Communicating with parents is an important part of teaching. When students don’t complete homework, miss due dates or are not using class time effectively we will usually approach parents to inform them and discuss solutions. Often we do this after the problem has occurred. Implementing effective regular communication processes with parents may help avoid or minimise these problems.

The benefits of communicating regularly with parents are:

  • It allows for parents, students and teachers to be on the same page. Students will struggle with the, “I have no homework” statement when parents know what has been set for homework or when the next due date is coming up. Making expectations clear to parents is a way of avoiding potential future conflict between students, parents and teachers.
  • Parents want to know what is happening in their child’s classroom and appreciate the time and effort made to keep them informed.
  • Increased communication is more likely to see the teacher receive support from the parent if an issue arises with their child.

It is up to teachers to implement communication processes that are workable for both the teacher and the parents over the long term. Processes need to be sustainable and work simply and easily once in place.

Examples of traditional methods for communicating with parents include:

  • Notes home in diaries/communication books.
  • Formal letters
  • Phone calls
  • Face to face meetings

Examples of less common methods for communicating with parents include:

  • Emails (email groups)
  • Messaging (create parent group contacts on your phone)
  • Edmodo (teacher creates a class group and invites parents using a code)
  • Twitter (create a class hashtag)
  • Facebook (create a Group and invite parents to join)
  • Blog (use Edublogs to create a class blog)

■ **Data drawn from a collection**
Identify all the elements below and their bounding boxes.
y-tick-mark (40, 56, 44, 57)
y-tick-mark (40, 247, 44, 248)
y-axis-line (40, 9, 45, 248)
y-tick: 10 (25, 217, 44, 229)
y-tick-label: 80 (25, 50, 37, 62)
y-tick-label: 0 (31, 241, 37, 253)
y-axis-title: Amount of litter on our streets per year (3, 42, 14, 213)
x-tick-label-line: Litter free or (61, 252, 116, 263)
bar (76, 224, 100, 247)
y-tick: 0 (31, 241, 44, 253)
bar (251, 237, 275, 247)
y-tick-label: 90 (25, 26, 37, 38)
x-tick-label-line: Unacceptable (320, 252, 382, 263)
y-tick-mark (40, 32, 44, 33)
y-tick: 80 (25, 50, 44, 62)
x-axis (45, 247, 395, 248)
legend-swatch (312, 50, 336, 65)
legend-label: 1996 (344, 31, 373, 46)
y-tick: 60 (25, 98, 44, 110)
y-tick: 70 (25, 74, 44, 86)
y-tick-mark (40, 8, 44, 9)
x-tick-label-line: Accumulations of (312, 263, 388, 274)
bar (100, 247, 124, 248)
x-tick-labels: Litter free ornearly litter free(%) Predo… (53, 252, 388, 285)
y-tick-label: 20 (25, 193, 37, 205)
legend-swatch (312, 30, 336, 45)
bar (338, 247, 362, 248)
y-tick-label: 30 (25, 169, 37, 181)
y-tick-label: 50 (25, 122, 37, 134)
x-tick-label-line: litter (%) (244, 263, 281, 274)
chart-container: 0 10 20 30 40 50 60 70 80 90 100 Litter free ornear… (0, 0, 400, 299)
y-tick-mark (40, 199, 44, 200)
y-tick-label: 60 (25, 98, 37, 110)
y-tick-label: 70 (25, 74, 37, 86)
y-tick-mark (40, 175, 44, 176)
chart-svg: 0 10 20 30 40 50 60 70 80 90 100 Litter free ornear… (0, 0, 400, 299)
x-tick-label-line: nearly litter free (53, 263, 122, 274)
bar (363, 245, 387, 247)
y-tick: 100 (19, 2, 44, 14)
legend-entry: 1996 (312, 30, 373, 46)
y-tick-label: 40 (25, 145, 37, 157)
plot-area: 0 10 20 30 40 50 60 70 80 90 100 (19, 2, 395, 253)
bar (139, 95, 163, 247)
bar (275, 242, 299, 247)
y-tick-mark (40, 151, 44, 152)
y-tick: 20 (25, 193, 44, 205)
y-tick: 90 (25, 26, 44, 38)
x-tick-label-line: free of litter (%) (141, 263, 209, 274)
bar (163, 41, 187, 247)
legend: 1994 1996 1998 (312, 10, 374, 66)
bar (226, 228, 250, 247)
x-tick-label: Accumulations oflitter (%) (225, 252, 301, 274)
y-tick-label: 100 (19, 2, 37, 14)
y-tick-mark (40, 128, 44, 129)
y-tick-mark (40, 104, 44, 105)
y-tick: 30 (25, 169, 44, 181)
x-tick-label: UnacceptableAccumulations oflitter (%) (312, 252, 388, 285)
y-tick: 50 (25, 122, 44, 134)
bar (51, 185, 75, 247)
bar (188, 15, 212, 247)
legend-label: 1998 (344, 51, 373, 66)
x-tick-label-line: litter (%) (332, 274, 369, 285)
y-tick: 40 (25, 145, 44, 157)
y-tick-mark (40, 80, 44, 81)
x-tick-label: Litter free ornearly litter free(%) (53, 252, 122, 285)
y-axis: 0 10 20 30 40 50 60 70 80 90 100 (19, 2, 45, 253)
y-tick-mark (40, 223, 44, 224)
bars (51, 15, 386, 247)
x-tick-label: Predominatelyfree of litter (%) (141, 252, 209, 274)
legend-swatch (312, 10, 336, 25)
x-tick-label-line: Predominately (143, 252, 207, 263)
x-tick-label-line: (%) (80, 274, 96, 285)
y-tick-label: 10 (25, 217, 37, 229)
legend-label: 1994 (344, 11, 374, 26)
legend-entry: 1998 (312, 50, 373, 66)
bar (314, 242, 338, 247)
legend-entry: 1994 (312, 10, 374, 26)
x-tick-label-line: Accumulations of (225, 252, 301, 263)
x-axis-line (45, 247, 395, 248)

■ **What to do**
a) According to the text on communicating with parents, how does a teacher bring parents into an Edmodo class group?
b) Continue the text on communicating with parents from the point where it stops.

■ **Task responses**
a) The teacher creates a class group and invites parents using a code.

b)
My belief is that there is a place for all of the above forms of communication and depends entirely on the situation faced by the teacher. Having said that I cannot go past the second list for ease of of use to regularly (daily/weekly) communicate with parents (and students). Most teachers have used the methods on the first list to communicate with parents but these are time consuming and not as efficient for daily or weekly communication.

The four that I think are the most effective for constant regular communication are group emails, group txt messaging, Facebook and blogs.

1. Group email – Collecting everyones email may take some time and effort but once set up is an easy way to communicate important information quickly and easily. Attach images, documents and links.

2. Group txt messaging – Like emails, collecting phone numbers may take a little time and effort (although the school should have almost all parent mobile numbers). Set up a group contact for use at any time (our phones are always with us). This is a bonus as we often think of things we should have reminded students/parents when we are away from our work spaces or a computer.

3. Facebook – Setting up a Facebook Group that is open to all students/parents in your class or maybe a separate group for parents and students is an effective way to communicate. The benefit of Facebook is that most parents use it. Post information regularly about upcoming due dates, events, images, links and documents.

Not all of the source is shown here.